:: Exercise input

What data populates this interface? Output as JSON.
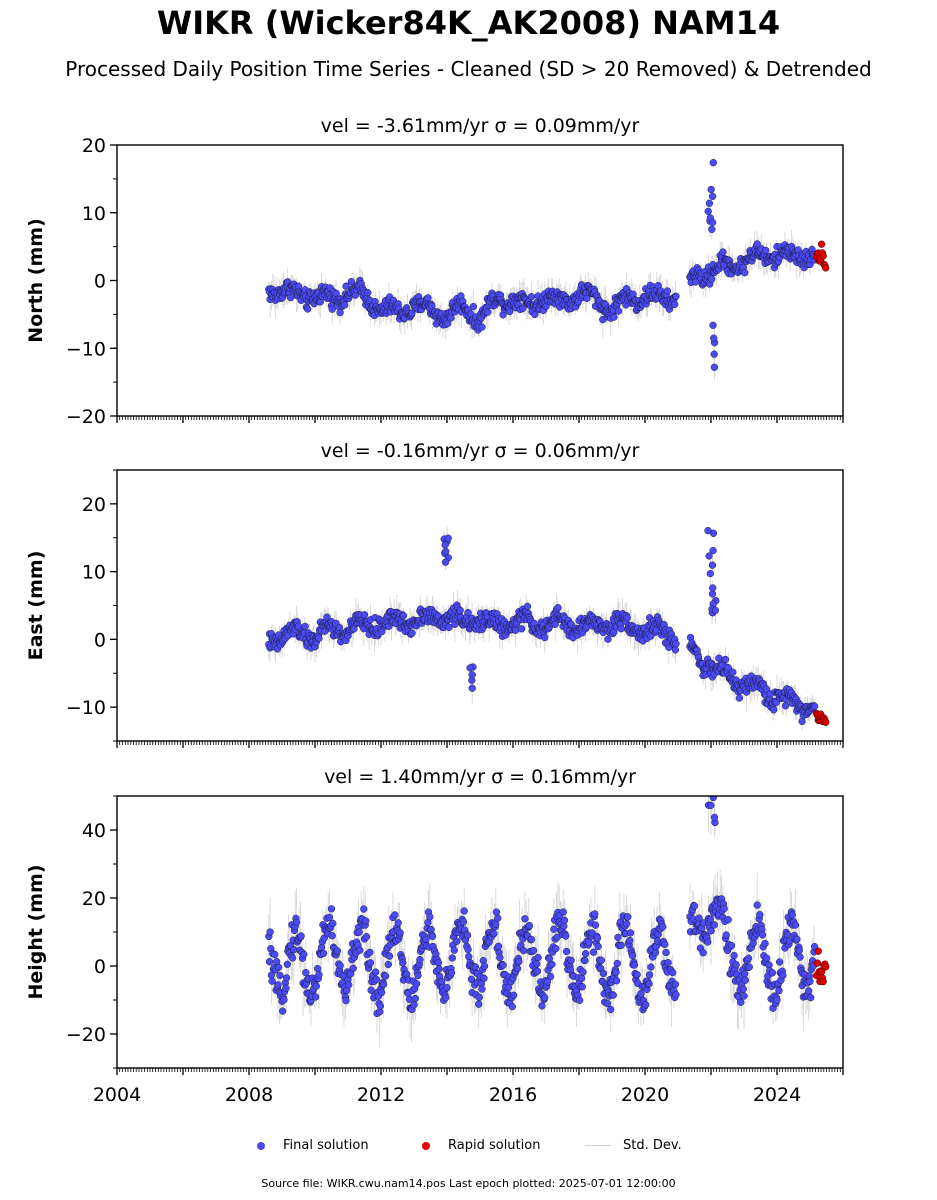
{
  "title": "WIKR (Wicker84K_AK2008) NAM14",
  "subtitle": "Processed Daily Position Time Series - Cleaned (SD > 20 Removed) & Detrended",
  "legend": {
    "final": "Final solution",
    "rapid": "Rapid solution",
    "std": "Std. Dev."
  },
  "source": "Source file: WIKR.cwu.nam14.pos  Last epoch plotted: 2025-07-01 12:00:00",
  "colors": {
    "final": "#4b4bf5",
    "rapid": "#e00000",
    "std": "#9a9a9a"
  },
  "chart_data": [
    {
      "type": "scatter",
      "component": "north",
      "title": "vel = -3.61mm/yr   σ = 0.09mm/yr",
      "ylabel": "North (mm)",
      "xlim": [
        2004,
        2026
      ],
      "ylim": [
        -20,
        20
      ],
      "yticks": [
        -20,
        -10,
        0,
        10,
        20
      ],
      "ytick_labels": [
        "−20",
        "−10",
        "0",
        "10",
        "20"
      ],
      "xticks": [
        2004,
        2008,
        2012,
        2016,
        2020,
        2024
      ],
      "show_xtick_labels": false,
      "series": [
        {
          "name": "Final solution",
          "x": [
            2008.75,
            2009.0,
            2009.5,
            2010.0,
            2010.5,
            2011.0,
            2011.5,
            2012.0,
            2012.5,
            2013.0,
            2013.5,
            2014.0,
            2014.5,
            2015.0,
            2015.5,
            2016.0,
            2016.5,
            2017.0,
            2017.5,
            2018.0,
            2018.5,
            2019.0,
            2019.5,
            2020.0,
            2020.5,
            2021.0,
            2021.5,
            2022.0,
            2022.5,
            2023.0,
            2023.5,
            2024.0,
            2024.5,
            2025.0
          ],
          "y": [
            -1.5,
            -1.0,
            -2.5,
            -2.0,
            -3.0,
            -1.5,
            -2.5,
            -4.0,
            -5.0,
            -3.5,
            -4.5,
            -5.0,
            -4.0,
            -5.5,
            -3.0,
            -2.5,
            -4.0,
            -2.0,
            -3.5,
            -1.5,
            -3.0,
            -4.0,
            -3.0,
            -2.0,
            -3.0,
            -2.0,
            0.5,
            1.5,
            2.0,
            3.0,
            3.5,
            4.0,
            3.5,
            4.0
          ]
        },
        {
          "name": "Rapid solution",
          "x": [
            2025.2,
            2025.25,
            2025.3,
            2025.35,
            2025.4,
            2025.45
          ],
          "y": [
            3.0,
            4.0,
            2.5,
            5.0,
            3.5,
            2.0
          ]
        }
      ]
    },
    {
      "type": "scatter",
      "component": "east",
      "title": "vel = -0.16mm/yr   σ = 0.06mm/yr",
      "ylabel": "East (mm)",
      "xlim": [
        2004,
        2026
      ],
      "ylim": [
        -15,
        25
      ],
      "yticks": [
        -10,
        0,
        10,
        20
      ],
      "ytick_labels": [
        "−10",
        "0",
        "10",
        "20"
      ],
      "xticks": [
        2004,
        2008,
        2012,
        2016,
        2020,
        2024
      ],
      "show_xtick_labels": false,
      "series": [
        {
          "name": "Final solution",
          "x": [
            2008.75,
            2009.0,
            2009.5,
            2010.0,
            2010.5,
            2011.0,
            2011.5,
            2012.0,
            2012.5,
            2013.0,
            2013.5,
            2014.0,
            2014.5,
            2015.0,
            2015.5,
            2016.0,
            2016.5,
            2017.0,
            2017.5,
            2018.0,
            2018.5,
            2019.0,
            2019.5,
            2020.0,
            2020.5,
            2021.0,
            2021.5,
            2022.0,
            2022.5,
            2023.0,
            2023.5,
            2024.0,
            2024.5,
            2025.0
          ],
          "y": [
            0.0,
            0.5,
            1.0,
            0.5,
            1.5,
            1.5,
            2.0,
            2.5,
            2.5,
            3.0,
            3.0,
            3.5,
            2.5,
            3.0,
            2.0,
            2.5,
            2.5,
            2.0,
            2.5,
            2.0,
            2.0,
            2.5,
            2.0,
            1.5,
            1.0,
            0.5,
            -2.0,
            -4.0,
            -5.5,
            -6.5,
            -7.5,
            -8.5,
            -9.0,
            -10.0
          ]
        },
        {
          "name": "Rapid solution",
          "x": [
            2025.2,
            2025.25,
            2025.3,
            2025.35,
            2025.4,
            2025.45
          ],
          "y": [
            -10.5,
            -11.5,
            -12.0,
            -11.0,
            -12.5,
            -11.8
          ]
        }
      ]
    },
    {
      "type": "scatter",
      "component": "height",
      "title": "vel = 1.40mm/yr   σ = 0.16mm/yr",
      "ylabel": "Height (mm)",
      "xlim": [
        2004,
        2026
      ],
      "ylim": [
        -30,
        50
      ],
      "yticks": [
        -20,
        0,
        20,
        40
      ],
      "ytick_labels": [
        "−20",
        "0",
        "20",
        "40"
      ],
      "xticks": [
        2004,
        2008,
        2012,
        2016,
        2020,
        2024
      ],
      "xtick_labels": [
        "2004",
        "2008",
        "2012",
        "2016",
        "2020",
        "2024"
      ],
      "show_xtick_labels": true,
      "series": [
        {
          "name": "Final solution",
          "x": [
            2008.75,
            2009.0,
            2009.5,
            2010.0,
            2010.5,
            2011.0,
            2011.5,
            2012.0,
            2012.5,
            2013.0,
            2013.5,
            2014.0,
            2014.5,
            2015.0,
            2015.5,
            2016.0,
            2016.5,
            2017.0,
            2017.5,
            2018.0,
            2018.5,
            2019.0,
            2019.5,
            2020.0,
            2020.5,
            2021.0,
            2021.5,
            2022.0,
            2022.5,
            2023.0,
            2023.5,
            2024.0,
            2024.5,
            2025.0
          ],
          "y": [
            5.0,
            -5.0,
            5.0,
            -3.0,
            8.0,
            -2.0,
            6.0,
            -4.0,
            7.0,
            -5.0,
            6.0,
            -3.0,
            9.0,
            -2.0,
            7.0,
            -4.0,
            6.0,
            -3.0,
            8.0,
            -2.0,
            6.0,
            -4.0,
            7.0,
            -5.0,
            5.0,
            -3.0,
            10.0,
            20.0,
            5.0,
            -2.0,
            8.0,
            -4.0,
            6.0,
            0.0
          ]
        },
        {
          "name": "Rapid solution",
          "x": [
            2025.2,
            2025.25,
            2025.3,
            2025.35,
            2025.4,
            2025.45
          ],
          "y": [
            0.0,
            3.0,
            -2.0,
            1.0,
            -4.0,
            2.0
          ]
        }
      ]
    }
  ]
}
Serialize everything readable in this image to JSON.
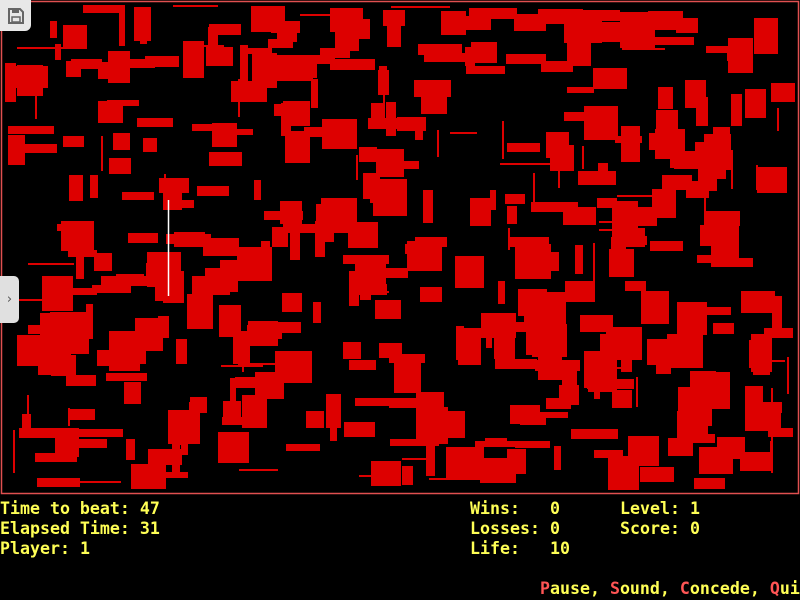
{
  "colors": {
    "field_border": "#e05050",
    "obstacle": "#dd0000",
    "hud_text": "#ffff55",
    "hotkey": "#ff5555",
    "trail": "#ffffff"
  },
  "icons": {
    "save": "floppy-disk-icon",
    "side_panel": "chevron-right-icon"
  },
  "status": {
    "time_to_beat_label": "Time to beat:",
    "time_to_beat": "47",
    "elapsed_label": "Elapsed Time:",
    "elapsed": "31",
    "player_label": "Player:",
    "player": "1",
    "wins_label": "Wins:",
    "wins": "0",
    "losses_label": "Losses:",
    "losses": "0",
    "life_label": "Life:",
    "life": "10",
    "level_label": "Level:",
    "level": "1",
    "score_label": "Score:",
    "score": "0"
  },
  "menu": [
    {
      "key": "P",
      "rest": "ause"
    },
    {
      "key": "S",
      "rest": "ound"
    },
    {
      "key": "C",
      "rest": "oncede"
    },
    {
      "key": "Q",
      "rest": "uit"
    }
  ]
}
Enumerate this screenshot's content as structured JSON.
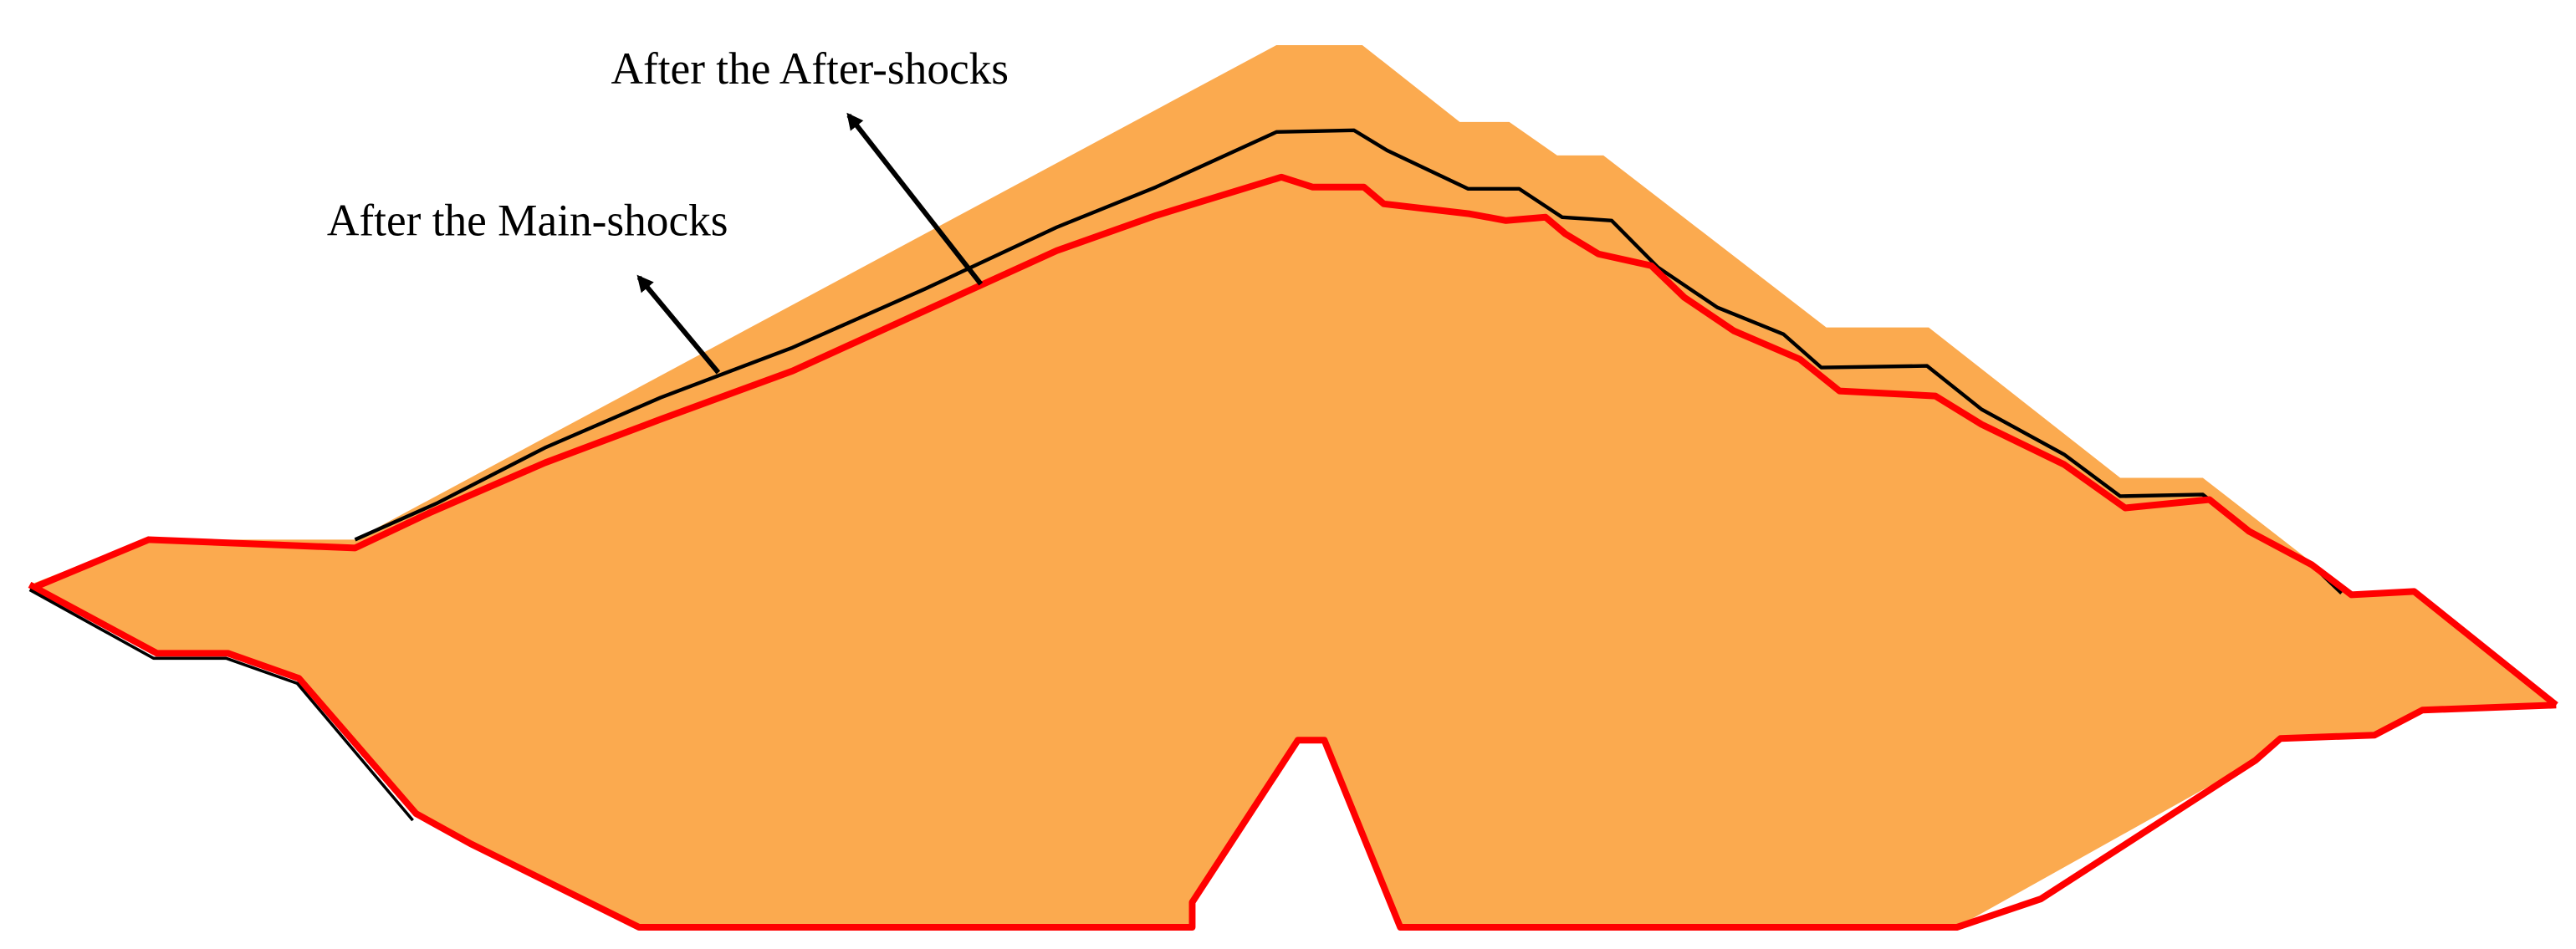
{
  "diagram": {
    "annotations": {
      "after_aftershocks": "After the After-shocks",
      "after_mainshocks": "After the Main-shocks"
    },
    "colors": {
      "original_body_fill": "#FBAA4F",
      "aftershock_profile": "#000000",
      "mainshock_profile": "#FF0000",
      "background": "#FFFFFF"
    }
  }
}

::::

Extract the full listing above verbatim; pictures are to be left out of the copy.

Solution for this task -
What data populates this interface? Output as JSON.
{
  "title": "WIKR (Wicker84K_AK2008) NAM14",
  "subtitle": "Processed Daily Position Time Series - Cleaned (SD > 20 Removed) & Detrended",
  "legend": {
    "final": "Final solution",
    "rapid": "Rapid solution",
    "std": "Std. Dev."
  },
  "source": "Source file: WIKR.cwu.nam14.pos  Last epoch plotted: 2025-07-01 12:00:00",
  "colors": {
    "final": "#4b4bf5",
    "rapid": "#e00000",
    "std": "#9a9a9a"
  },
  "chart_data": [
    {
      "type": "scatter",
      "component": "north",
      "title": "vel = -3.61mm/yr   σ = 0.09mm/yr",
      "ylabel": "North (mm)",
      "xlim": [
        2004,
        2026
      ],
      "ylim": [
        -20,
        20
      ],
      "yticks": [
        -20,
        -10,
        0,
        10,
        20
      ],
      "ytick_labels": [
        "−20",
        "−10",
        "0",
        "10",
        "20"
      ],
      "xticks": [
        2004,
        2008,
        2012,
        2016,
        2020,
        2024
      ],
      "show_xtick_labels": false,
      "series": [
        {
          "name": "Final solution",
          "x": [
            2008.75,
            2009.0,
            2009.5,
            2010.0,
            2010.5,
            2011.0,
            2011.5,
            2012.0,
            2012.5,
            2013.0,
            2013.5,
            2014.0,
            2014.5,
            2015.0,
            2015.5,
            2016.0,
            2016.5,
            2017.0,
            2017.5,
            2018.0,
            2018.5,
            2019.0,
            2019.5,
            2020.0,
            2020.5,
            2021.0,
            2021.5,
            2022.0,
            2022.5,
            2023.0,
            2023.5,
            2024.0,
            2024.5,
            2025.0
          ],
          "y": [
            -1.5,
            -1.0,
            -2.5,
            -2.0,
            -3.0,
            -1.5,
            -2.5,
            -4.0,
            -5.0,
            -3.5,
            -4.5,
            -5.0,
            -4.0,
            -5.5,
            -3.0,
            -2.5,
            -4.0,
            -2.0,
            -3.5,
            -1.5,
            -3.0,
            -4.0,
            -3.0,
            -2.0,
            -3.0,
            -2.0,
            0.5,
            1.5,
            2.0,
            3.0,
            3.5,
            4.0,
            3.5,
            4.0
          ]
        },
        {
          "name": "Rapid solution",
          "x": [
            2025.2,
            2025.25,
            2025.3,
            2025.35,
            2025.4,
            2025.45
          ],
          "y": [
            3.0,
            4.0,
            2.5,
            5.0,
            3.5,
            2.0
          ]
        }
      ]
    },
    {
      "type": "scatter",
      "component": "east",
      "title": "vel = -0.16mm/yr   σ = 0.06mm/yr",
      "ylabel": "East (mm)",
      "xlim": [
        2004,
        2026
      ],
      "ylim": [
        -15,
        25
      ],
      "yticks": [
        -10,
        0,
        10,
        20
      ],
      "ytick_labels": [
        "−10",
        "0",
        "10",
        "20"
      ],
      "xticks": [
        2004,
        2008,
        2012,
        2016,
        2020,
        2024
      ],
      "show_xtick_labels": false,
      "series": [
        {
          "name": "Final solution",
          "x": [
            2008.75,
            2009.0,
            2009.5,
            2010.0,
            2010.5,
            2011.0,
            2011.5,
            2012.0,
            2012.5,
            2013.0,
            2013.5,
            2014.0,
            2014.5,
            2015.0,
            2015.5,
            2016.0,
            2016.5,
            2017.0,
            2017.5,
            2018.0,
            2018.5,
            2019.0,
            2019.5,
            2020.0,
            2020.5,
            2021.0,
            2021.5,
            2022.0,
            2022.5,
            2023.0,
            2023.5,
            2024.0,
            2024.5,
            2025.0
          ],
          "y": [
            0.0,
            0.5,
            1.0,
            0.5,
            1.5,
            1.5,
            2.0,
            2.5,
            2.5,
            3.0,
            3.0,
            3.5,
            2.5,
            3.0,
            2.0,
            2.5,
            2.5,
            2.0,
            2.5,
            2.0,
            2.0,
            2.5,
            2.0,
            1.5,
            1.0,
            0.5,
            -2.0,
            -4.0,
            -5.5,
            -6.5,
            -7.5,
            -8.5,
            -9.0,
            -10.0
          ]
        },
        {
          "name": "Rapid solution",
          "x": [
            2025.2,
            2025.25,
            2025.3,
            2025.35,
            2025.4,
            2025.45
          ],
          "y": [
            -10.5,
            -11.5,
            -12.0,
            -11.0,
            -12.5,
            -11.8
          ]
        }
      ]
    },
    {
      "type": "scatter",
      "component": "height",
      "title": "vel = 1.40mm/yr   σ = 0.16mm/yr",
      "ylabel": "Height (mm)",
      "xlim": [
        2004,
        2026
      ],
      "ylim": [
        -30,
        50
      ],
      "yticks": [
        -20,
        0,
        20,
        40
      ],
      "ytick_labels": [
        "−20",
        "0",
        "20",
        "40"
      ],
      "xticks": [
        2004,
        2008,
        2012,
        2016,
        2020,
        2024
      ],
      "xtick_labels": [
        "2004",
        "2008",
        "2012",
        "2016",
        "2020",
        "2024"
      ],
      "show_xtick_labels": true,
      "series": [
        {
          "name": "Final solution",
          "x": [
            2008.75,
            2009.0,
            2009.5,
            2010.0,
            2010.5,
            2011.0,
            2011.5,
            2012.0,
            2012.5,
            2013.0,
            2013.5,
            2014.0,
            2014.5,
            2015.0,
            2015.5,
            2016.0,
            2016.5,
            2017.0,
            2017.5,
            2018.0,
            2018.5,
            2019.0,
            2019.5,
            2020.0,
            2020.5,
            2021.0,
            2021.5,
            2022.0,
            2022.5,
            2023.0,
            2023.5,
            2024.0,
            2024.5,
            2025.0
          ],
          "y": [
            5.0,
            -5.0,
            5.0,
            -3.0,
            8.0,
            -2.0,
            6.0,
            -4.0,
            7.0,
            -5.0,
            6.0,
            -3.0,
            9.0,
            -2.0,
            7.0,
            -4.0,
            6.0,
            -3.0,
            8.0,
            -2.0,
            6.0,
            -4.0,
            7.0,
            -5.0,
            5.0,
            -3.0,
            10.0,
            20.0,
            5.0,
            -2.0,
            8.0,
            -4.0,
            6.0,
            0.0
          ]
        },
        {
          "name": "Rapid solution",
          "x": [
            2025.2,
            2025.25,
            2025.3,
            2025.35,
            2025.4,
            2025.45
          ],
          "y": [
            0.0,
            3.0,
            -2.0,
            1.0,
            -4.0,
            2.0
          ]
        }
      ]
    }
  ]
}
Serialize everything readable in this image to JSON.
{
  "colors": {
    "field_border": "#e05050",
    "obstacle": "#dd0000",
    "hud_text": "#ffff55",
    "hotkey": "#ff5555",
    "trail": "#ffffff"
  },
  "icons": {
    "save": "floppy-disk-icon",
    "side_panel": "chevron-right-icon"
  },
  "status": {
    "time_to_beat_label": "Time to beat:",
    "time_to_beat": "47",
    "elapsed_label": "Elapsed Time:",
    "elapsed": "31",
    "player_label": "Player:",
    "player": "1",
    "wins_label": "Wins:",
    "wins": "0",
    "losses_label": "Losses:",
    "losses": "0",
    "life_label": "Life:",
    "life": "10",
    "level_label": "Level:",
    "level": "1",
    "score_label": "Score:",
    "score": "0"
  },
  "menu": [
    {
      "key": "P",
      "rest": "ause"
    },
    {
      "key": "S",
      "rest": "ound"
    },
    {
      "key": "C",
      "rest": "oncede"
    },
    {
      "key": "Q",
      "rest": "uit"
    }
  ]
}
Enumerate this screenshot's content as structured JSON.
{
  "diagram": {
    "annotations": {
      "after_aftershocks": "After the After-shocks",
      "after_mainshocks": "After the Main-shocks"
    },
    "colors": {
      "original_body_fill": "#FBAA4F",
      "aftershock_profile": "#000000",
      "mainshock_profile": "#FF0000",
      "background": "#FFFFFF"
    }
  }
}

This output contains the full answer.